**DOCUMENT SECTION:**
In the beginning, the founder, of this venture who would later become my partner, and I really complemented each other’s skill sets and thinking. We constantly reviewed every decision, every project, every system and scrutinized ways to improve. We saw each day as an opportunity to improve. If we thought that meant better executing a service for a client, the second I walked out of the meeting, I sold differently.

My initial responsibility for the company was to handle project management and account management. Then I started adding sales to my plate, and eventually started running the business. Just as much as we iterated in our business, I iterated in my leadership.

Here are some critical mistakes I made and learned from along the way:

Involved in all the details...
Having a hand in all the projects, I had every detail in my head. As I was typically selling the client also, I knew the client, the deliverables, the milestones and was involved in the brainstorm sessions. This made me feel on top of things and in the loop. It gave me a good command of what was going on and I felt in control. Eventually though, this became a huge burden.

Everyone is not me...
If you’re familiar with DISC, I am a High D. This means XXX. Strengthsfinder classifies me as a Commander and Activator. I assumed as we grew that everyone would be motivated and driven by the same things that motivated and drove me. I assumed the way I thought and acted would be mimicked by those I was developing. I quickly found out that not everyone is me.

A Foundationless Partnership
When the founder asked me to become a partner, I thought the offer was based on my hard work and results to that point. The truth was, he was afraid of losing me and wanted me to be more invested in the company so I wouldn’t leave. We became partners without making a true partnership agreement, which was a big mistake. There were no expectations, no boundaries, and we were left with just a bunch assumptions for and against each other. Looking back, the beginning of this partnership was the impetus for the decline in the company.

Ownership, Even When You Don’t Have the Ball
Because I was experience burnout, I didn’t stay close enough to our day-to-day operations once we hired a president to start handling the day-to-day. I have a tendency to micromanage and wanted to be careful not to overstep as we fostered this new role. The president was confident he could handle the business, so we gave it to him. Because the business did not have active systems and processes, stepping away at this time was a mistake. Going off all trust and gut without the appropriate metrics in place gave us no way to gauge the health of the company


Learning From Our Startup Team

We had some brilliant people on our team — people I respect and still work with to this day. Of all the hats I wore, learning about hiring, job and position agreements, coaching, and engaging employees was the most rewarding.

I knew I had to remove myself from project management in order to run the business. I’d like to share a story about trying to hire someone to function in this role. Each decision right or wrong had its difficulties.

First, we decided to hire green twice. This was helpful because we could shape and mold people according to our process and philosophy, but I was unable to fully let go in this scenario. The cost was also less, but it required more of my time, outweighing the cost benefit. Next, we decided to do a major hiring exercise and interviewed 30 people to choose just one. We had a $75,000 salary plus insurance, but the person we landed on quit within a few months because the workload was too high.

**GIVEN INSTRUCTION 1:**
Could you output the passage of the text on leadership mistakes from "Everyone is not" up to and including "everyone is me."?

[Spatial annotation entries]
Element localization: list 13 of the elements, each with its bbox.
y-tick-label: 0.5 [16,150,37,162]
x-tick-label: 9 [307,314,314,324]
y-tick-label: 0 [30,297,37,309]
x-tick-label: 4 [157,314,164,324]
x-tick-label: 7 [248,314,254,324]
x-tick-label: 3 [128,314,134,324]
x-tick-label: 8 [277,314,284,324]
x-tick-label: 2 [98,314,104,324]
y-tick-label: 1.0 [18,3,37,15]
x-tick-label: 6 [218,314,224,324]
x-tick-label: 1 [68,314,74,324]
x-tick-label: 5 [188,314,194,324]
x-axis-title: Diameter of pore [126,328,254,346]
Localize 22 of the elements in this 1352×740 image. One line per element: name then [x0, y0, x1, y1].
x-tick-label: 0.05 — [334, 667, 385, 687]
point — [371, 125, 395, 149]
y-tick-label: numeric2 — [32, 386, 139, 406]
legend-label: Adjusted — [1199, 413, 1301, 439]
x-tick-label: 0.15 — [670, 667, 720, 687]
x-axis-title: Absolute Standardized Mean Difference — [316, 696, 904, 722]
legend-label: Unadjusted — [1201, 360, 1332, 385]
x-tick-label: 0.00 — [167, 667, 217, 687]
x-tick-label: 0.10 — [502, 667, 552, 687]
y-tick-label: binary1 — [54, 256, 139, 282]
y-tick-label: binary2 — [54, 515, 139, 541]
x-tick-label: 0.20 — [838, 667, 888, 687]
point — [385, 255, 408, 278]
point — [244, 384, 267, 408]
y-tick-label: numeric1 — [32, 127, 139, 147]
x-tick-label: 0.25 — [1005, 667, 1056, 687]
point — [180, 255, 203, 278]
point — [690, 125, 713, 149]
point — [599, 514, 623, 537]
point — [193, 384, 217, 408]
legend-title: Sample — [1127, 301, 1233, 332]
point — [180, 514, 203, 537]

**GIVEN INSTRUCTION 2:**
Can you rewrite the records from their first line up to and including the line with "x-tick-label: 5 [188,314,194,324]", replacing "x-tick-label" with "horizontal-tick-label" and leaving everything else unchanged?

**EXERCISE SOLUTION 1:**
Everyone is not me...
If you’re familiar with DISC, I am a High D. This means XXX. Strengthsfinder classifies me as a Commander and Activator. I assumed as we grew that everyone would be motivated and driven by the same things that motivated and drove me. I assumed the way I thought and acted would be mimicked by those I was developing. I quickly found out that not everyone is me.

**EXERCISE SOLUTION 2:**
Element localization: list 13 of the elements, each with its bbox.
y-tick-label: 0.5 [16,150,37,162]
horizontal-tick-label: 9 [307,314,314,324]
y-tick-label: 0 [30,297,37,309]
horizontal-tick-label: 4 [157,314,164,324]
horizontal-tick-label: 7 [248,314,254,324]
horizontal-tick-label: 3 [128,314,134,324]
horizontal-tick-label: 8 [277,314,284,324]
horizontal-tick-label: 2 [98,314,104,324]
y-tick-label: 1.0 [18,3,37,15]
horizontal-tick-label: 6 [218,314,224,324]
horizontal-tick-label: 1 [68,314,74,324]
horizontal-tick-label: 5 [188,314,194,324]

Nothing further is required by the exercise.